> [Work to do]:
Where does the string "label" appear? Copy every line of the entries below that holds it.

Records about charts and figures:
============================================================

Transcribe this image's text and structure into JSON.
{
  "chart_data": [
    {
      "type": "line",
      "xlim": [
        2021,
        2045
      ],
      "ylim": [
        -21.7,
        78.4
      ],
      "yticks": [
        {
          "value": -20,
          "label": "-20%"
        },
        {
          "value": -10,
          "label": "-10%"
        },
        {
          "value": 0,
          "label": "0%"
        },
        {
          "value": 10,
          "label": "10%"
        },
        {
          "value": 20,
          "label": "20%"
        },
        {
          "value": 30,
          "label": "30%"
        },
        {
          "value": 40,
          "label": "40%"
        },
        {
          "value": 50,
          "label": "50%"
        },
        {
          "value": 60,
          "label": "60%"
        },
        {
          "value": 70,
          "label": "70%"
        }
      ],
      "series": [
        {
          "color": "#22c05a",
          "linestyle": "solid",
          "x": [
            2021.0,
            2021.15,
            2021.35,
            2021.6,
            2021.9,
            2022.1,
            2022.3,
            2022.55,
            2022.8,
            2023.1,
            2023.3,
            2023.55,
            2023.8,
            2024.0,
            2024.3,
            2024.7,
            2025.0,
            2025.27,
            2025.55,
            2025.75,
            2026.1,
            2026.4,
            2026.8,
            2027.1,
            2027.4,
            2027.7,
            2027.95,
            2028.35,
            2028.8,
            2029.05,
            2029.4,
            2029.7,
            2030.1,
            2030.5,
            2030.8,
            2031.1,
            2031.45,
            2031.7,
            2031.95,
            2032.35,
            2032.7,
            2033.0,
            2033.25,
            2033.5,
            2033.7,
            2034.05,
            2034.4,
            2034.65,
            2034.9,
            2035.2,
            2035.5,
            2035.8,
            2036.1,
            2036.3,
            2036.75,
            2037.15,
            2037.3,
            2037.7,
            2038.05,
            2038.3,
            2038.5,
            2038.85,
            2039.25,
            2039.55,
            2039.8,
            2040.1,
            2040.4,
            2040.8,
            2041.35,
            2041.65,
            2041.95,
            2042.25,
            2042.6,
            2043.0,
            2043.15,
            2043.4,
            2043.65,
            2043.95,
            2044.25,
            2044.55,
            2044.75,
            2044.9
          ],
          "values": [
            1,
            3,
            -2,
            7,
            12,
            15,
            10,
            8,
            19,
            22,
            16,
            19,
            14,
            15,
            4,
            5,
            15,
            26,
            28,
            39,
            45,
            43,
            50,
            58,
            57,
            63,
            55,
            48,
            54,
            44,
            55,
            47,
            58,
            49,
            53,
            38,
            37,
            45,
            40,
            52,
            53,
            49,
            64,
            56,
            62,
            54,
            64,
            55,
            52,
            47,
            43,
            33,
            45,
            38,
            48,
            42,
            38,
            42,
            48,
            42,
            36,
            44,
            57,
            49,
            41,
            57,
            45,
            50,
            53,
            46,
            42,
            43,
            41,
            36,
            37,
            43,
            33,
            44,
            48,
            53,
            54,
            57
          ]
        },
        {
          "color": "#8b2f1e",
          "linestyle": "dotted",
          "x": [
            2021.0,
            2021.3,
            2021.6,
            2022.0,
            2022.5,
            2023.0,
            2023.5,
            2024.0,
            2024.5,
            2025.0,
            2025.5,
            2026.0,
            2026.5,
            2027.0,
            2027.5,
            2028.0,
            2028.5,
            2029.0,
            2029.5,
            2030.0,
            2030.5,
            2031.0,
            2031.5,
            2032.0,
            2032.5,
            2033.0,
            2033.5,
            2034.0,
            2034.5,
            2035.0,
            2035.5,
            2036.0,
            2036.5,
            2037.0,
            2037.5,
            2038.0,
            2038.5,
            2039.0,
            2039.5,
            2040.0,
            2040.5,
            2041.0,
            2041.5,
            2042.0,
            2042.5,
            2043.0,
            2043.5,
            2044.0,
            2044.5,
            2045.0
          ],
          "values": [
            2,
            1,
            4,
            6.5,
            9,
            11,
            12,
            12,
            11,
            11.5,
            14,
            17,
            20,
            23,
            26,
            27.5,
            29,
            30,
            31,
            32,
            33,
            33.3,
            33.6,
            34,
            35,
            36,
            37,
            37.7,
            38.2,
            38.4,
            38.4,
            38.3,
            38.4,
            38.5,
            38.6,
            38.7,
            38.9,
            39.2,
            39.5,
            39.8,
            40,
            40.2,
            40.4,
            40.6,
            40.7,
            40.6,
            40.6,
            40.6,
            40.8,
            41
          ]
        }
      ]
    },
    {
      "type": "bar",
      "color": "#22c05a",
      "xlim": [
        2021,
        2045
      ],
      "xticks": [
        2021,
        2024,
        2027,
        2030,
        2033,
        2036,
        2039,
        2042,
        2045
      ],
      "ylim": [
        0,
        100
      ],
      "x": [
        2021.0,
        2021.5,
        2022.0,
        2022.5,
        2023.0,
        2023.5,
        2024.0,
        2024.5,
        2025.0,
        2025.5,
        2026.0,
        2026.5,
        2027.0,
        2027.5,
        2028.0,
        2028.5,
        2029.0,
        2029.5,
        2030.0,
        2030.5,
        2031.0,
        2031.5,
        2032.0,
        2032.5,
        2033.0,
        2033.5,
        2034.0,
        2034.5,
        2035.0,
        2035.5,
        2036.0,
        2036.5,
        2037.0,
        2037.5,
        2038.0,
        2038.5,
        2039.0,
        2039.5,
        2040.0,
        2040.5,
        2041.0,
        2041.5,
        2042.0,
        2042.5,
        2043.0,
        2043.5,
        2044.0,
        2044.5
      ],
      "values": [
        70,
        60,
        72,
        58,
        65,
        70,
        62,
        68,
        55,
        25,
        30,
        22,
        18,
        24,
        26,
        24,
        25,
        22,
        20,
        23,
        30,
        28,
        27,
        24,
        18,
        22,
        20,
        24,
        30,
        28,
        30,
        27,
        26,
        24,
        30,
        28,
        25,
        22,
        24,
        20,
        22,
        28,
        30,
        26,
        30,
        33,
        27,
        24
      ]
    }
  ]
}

============================================================

> [Result]:
          "label": "-20%"
          "label": "-10%"
          "label": "0%"
          "label": "10%"
          "label": "20%"
          "label": "30%"
          "label": "40%"
          "label": "50%"
          "label": "60%"
          "label": "70%"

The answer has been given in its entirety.